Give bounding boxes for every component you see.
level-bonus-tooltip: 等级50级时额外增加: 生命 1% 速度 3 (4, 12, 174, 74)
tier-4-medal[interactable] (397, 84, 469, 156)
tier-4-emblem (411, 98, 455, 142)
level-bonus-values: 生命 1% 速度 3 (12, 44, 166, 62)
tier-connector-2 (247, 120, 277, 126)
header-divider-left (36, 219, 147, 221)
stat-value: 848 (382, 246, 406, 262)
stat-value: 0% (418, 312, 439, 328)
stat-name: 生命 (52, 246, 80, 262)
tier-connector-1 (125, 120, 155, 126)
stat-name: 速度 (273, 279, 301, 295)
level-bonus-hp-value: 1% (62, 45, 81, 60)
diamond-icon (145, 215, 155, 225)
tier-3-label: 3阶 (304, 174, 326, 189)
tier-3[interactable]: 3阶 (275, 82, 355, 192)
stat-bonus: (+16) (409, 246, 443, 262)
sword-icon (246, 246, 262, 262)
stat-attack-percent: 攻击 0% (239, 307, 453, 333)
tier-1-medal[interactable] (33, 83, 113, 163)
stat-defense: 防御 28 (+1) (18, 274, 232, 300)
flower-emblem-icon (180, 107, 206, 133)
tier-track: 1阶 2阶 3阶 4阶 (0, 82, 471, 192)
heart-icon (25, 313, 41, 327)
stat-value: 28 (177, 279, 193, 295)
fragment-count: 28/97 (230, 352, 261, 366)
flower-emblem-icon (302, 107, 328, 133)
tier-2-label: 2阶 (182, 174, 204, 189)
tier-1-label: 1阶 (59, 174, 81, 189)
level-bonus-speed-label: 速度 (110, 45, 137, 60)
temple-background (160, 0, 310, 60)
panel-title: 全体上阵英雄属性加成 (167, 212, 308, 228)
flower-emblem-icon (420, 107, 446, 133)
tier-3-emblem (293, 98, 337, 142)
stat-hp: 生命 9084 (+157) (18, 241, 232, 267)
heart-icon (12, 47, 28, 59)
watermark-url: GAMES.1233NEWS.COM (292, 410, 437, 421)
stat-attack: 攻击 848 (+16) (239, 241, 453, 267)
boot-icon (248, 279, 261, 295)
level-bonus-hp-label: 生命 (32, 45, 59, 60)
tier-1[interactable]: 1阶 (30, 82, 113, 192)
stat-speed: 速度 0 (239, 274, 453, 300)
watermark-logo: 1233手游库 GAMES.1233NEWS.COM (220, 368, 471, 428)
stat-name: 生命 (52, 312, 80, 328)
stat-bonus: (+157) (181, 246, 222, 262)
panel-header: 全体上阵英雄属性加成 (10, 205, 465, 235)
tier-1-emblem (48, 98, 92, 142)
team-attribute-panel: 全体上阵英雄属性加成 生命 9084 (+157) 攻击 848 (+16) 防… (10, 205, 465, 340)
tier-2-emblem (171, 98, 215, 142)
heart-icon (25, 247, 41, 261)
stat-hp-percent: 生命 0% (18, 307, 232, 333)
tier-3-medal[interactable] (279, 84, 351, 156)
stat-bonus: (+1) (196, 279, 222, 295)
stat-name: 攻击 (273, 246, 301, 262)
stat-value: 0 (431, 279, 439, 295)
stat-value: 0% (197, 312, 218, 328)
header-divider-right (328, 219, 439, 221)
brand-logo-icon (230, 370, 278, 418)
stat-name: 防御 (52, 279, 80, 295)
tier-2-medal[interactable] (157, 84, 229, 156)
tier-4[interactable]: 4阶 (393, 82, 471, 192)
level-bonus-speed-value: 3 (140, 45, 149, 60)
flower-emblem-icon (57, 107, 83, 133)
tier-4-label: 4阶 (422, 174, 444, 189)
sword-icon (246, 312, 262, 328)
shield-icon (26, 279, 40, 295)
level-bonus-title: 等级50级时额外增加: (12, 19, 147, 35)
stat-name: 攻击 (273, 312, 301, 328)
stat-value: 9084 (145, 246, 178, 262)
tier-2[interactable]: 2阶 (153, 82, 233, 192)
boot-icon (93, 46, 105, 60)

**********

Print the material verbatim, from its first line through the line that contains "tier-1[interactable]: 1阶 (30, 82, 113, 192)", including both of those lines.

Give bounding boxes for every component you see.
level-bonus-tooltip: 等级50级时额外增加: 生命 1% 速度 3 (4, 12, 174, 74)
tier-4-medal[interactable] (397, 84, 469, 156)
tier-4-emblem (411, 98, 455, 142)
level-bonus-values: 生命 1% 速度 3 (12, 44, 166, 62)
tier-connector-2 (247, 120, 277, 126)
header-divider-left (36, 219, 147, 221)
stat-value: 848 (382, 246, 406, 262)
stat-value: 0% (418, 312, 439, 328)
stat-name: 生命 (52, 246, 80, 262)
tier-connector-1 (125, 120, 155, 126)
stat-name: 速度 (273, 279, 301, 295)
level-bonus-hp-value: 1% (62, 45, 81, 60)
diamond-icon (145, 215, 155, 225)
tier-3-label: 3阶 (304, 174, 326, 189)
tier-3[interactable]: 3阶 (275, 82, 355, 192)
stat-bonus: (+16) (409, 246, 443, 262)
sword-icon (246, 246, 262, 262)
stat-attack-percent: 攻击 0% (239, 307, 453, 333)
tier-1-medal[interactable] (33, 83, 113, 163)
stat-defense: 防御 28 (+1) (18, 274, 232, 300)
flower-emblem-icon (180, 107, 206, 133)
tier-track: 1阶 2阶 3阶 4阶 (0, 82, 471, 192)
heart-icon (25, 313, 41, 327)
stat-value: 28 (177, 279, 193, 295)
fragment-count: 28/97 (230, 352, 261, 366)
flower-emblem-icon (302, 107, 328, 133)
tier-2-label: 2阶 (182, 174, 204, 189)
tier-1-label: 1阶 (59, 174, 81, 189)
level-bonus-speed-label: 速度 (110, 45, 137, 60)
temple-background (160, 0, 310, 60)
panel-title: 全体上阵英雄属性加成 (167, 212, 308, 228)
flower-emblem-icon (420, 107, 446, 133)
tier-3-emblem (293, 98, 337, 142)
stat-hp: 生命 9084 (+157) (18, 241, 232, 267)
heart-icon (12, 47, 28, 59)
watermark-url: GAMES.1233NEWS.COM (292, 410, 437, 421)
stat-attack: 攻击 848 (+16) (239, 241, 453, 267)
boot-icon (248, 279, 261, 295)
level-bonus-hp-label: 生命 (32, 45, 59, 60)
tier-1[interactable]: 1阶 (30, 82, 113, 192)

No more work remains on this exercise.